> **What is expected**: Write every line below out again exactly, images omitted.

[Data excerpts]
┏━━

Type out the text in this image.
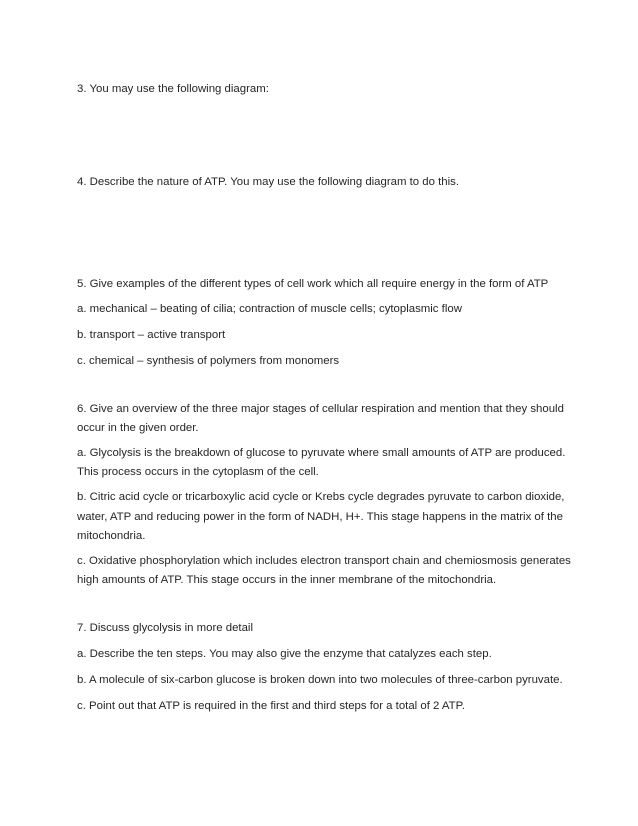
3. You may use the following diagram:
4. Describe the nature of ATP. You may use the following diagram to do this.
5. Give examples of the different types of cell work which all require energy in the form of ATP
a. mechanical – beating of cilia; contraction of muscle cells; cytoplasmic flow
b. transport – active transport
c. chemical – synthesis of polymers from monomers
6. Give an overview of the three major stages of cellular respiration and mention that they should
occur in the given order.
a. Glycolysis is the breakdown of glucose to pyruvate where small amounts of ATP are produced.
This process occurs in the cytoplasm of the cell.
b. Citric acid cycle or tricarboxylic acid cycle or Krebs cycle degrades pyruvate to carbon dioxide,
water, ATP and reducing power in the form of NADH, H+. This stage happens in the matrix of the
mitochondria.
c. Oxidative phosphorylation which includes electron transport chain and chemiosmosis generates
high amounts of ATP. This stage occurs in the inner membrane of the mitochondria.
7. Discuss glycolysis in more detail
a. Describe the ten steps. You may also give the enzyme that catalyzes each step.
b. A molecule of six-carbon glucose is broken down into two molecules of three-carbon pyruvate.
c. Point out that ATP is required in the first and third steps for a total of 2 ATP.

┗━━

> **Exercise solution**:
Type out the text in this image.
3. You may use the following diagram:
4. Describe the nature of ATP. You may use the following diagram to do this.
5. Give examples of the different types of cell work which all require energy in the form of ATP
a. mechanical – beating of cilia; contraction of muscle cells; cytoplasmic flow
b. transport – active transport
c. chemical – synthesis of polymers from monomers
6. Give an overview of the three major stages of cellular respiration and mention that they should
occur in the given order.
a. Glycolysis is the breakdown of glucose to pyruvate where small amounts of ATP are produced.
This process occurs in the cytoplasm of the cell.
b. Citric acid cycle or tricarboxylic acid cycle or Krebs cycle degrades pyruvate to carbon dioxide,
water, ATP and reducing power in the form of NADH, H+. This stage happens in the matrix of the
mitochondria.
c. Oxidative phosphorylation which includes electron transport chain and chemiosmosis generates
high amounts of ATP. This stage occurs in the inner membrane of the mitochondria.
7. Discuss glycolysis in more detail
a. Describe the ten steps. You may also give the enzyme that catalyzes each step.
b. A molecule of six-carbon glucose is broken down into two molecules of three-carbon pyruvate.
c. Point out that ATP is required in the first and third steps for a total of 2 ATP.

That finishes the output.